# START OF Material
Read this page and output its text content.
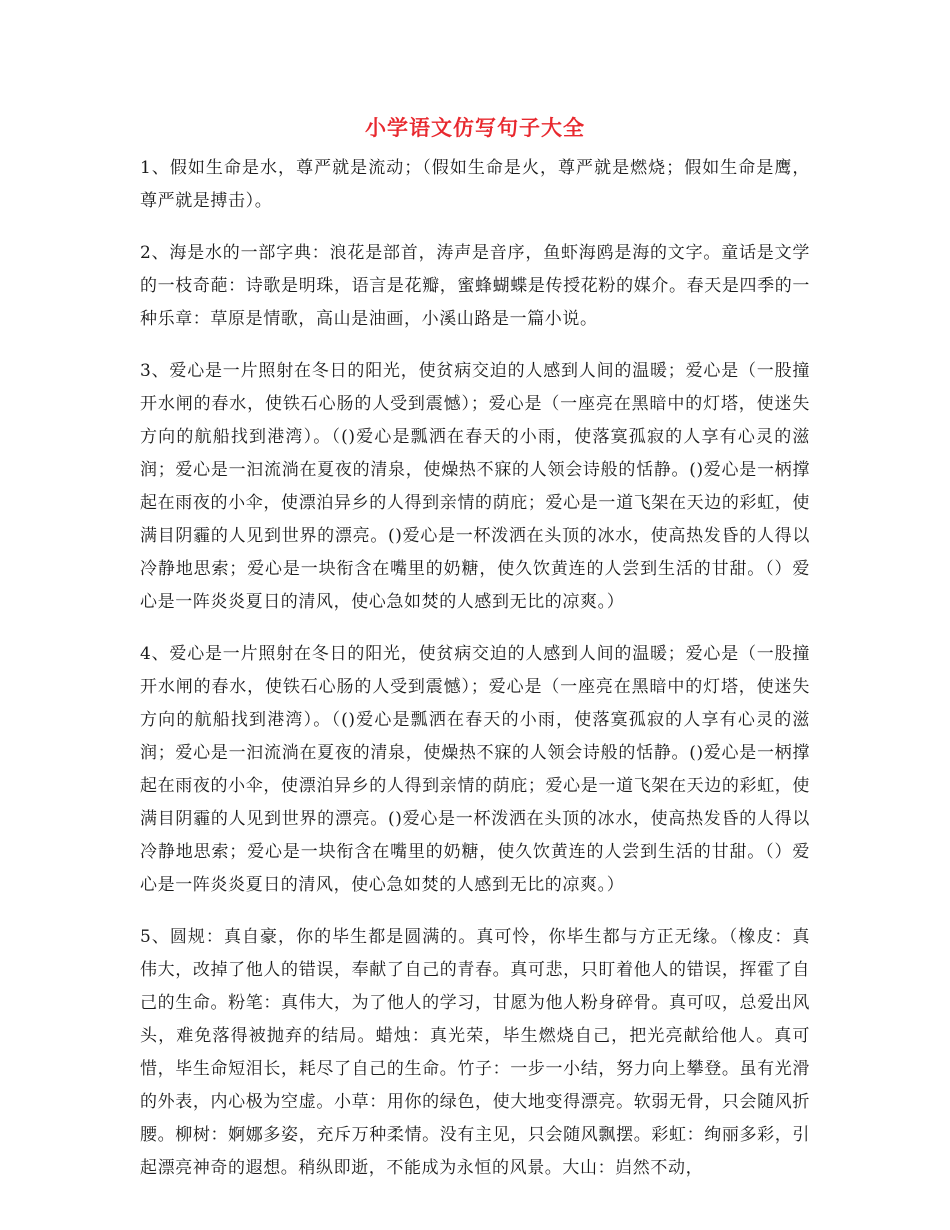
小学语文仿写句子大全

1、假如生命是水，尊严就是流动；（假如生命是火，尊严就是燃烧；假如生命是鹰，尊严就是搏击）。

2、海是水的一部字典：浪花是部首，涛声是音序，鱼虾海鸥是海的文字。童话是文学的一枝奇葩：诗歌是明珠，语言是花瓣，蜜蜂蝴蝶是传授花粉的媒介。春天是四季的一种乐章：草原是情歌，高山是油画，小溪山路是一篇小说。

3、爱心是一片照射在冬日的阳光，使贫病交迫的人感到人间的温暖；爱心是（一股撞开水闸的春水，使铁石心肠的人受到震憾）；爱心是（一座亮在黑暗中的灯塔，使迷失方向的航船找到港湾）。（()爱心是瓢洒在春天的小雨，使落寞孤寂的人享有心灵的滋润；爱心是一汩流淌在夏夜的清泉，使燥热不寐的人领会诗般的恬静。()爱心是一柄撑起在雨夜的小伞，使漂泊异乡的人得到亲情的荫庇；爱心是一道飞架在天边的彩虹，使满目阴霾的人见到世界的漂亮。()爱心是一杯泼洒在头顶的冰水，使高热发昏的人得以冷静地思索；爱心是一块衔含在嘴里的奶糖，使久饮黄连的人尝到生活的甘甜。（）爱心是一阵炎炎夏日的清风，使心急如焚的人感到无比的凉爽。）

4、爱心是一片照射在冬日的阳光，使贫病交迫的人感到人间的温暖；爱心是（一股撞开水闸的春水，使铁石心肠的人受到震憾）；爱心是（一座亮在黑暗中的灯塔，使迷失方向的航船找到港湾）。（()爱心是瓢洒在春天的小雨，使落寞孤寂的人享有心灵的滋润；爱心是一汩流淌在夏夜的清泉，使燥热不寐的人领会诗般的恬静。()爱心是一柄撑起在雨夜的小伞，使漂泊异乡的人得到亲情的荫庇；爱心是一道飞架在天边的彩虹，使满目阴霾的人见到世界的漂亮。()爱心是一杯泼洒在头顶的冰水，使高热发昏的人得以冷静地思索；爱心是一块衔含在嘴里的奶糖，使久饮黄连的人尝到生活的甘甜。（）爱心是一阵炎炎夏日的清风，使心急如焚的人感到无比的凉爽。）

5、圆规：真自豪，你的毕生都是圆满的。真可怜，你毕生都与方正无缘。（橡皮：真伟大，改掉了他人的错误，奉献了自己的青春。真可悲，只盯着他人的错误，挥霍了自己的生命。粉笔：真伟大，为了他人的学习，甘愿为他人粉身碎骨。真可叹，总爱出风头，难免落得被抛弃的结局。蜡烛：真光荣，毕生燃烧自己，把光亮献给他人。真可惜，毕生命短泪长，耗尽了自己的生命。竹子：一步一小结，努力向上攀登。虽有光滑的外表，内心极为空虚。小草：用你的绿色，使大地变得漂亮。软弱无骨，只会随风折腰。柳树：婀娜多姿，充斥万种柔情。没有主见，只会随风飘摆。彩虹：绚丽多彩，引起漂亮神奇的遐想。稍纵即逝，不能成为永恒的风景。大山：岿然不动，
# END OF Material
# START OF Material
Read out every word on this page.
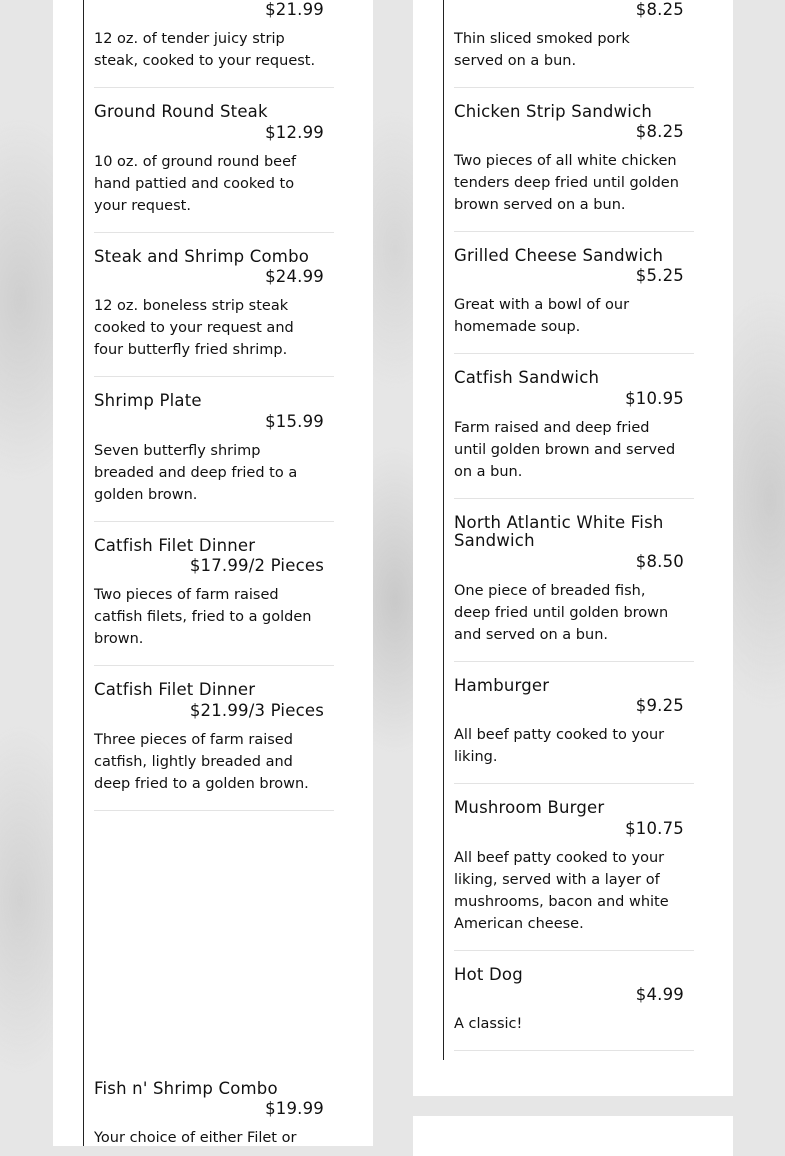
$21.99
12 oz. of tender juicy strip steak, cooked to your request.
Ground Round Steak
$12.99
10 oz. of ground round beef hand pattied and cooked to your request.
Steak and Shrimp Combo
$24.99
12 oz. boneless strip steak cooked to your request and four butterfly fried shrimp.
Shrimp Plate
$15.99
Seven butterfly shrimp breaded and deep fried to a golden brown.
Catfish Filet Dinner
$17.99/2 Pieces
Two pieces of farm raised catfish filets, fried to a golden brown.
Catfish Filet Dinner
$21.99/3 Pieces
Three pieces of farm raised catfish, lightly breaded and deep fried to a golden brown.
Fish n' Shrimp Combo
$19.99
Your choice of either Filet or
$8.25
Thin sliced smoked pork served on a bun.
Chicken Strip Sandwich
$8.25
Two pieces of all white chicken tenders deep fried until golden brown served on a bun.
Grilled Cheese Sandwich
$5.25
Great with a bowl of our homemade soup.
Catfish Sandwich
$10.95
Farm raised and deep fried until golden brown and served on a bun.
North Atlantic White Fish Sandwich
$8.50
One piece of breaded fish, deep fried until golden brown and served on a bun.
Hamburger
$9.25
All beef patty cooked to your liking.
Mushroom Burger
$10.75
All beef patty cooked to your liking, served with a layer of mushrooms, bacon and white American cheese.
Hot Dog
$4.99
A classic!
# END OF Material
_Written exercise_. Copy, from the material, each line that holds the string "使落寞孤寂的人享有心灵的滋润".

_Exercise response_.
3、爱心是一片照射在冬日的阳光，使贫病交迫的人感到人间的温暖；爱心是（一股撞开水闸的春水，使铁石心肠的人受到震憾）；爱心是（一座亮在黑暗中的灯塔，使迷失方向的航船找到港湾）。（()爱心是瓢洒在春天的小雨，使落寞孤寂的人享有心灵的滋润；爱心是一汩流淌在夏夜的清泉，使燥热不寐的人领会诗般的恬静。()爱心是一柄撑起在雨夜的小伞，使漂泊异乡的人得到亲情的荫庇；爱心是一道飞架在天边的彩虹，使满目阴霾的人见到世界的漂亮。()爱心是一杯泼洒在头顶的冰水，使高热发昏的人得以冷静地思索；爱心是一块衔含在嘴里的奶糖，使久饮黄连的人尝到生活的甘甜。（）爱心是一阵炎炎夏日的清风，使心急如焚的人感到无比的凉爽。）
4、爱心是一片照射在冬日的阳光，使贫病交迫的人感到人间的温暖；爱心是（一股撞开水闸的春水，使铁石心肠的人受到震憾）；爱心是（一座亮在黑暗中的灯塔，使迷失方向的航船找到港湾）。（()爱心是瓢洒在春天的小雨，使落寞孤寂的人享有心灵的滋润；爱心是一汩流淌在夏夜的清泉，使燥热不寐的人领会诗般的恬静。()爱心是一柄撑起在雨夜的小伞，使漂泊异乡的人得到亲情的荫庇；爱心是一道飞架在天边的彩虹，使满目阴霾的人见到世界的漂亮。()爱心是一杯泼洒在头顶的冰水，使高热发昏的人得以冷静地思索；爱心是一块衔含在嘴里的奶糖，使久饮黄连的人尝到生活的甘甜。（）爱心是一阵炎炎夏日的清风，使心急如焚的人感到无比的凉爽。）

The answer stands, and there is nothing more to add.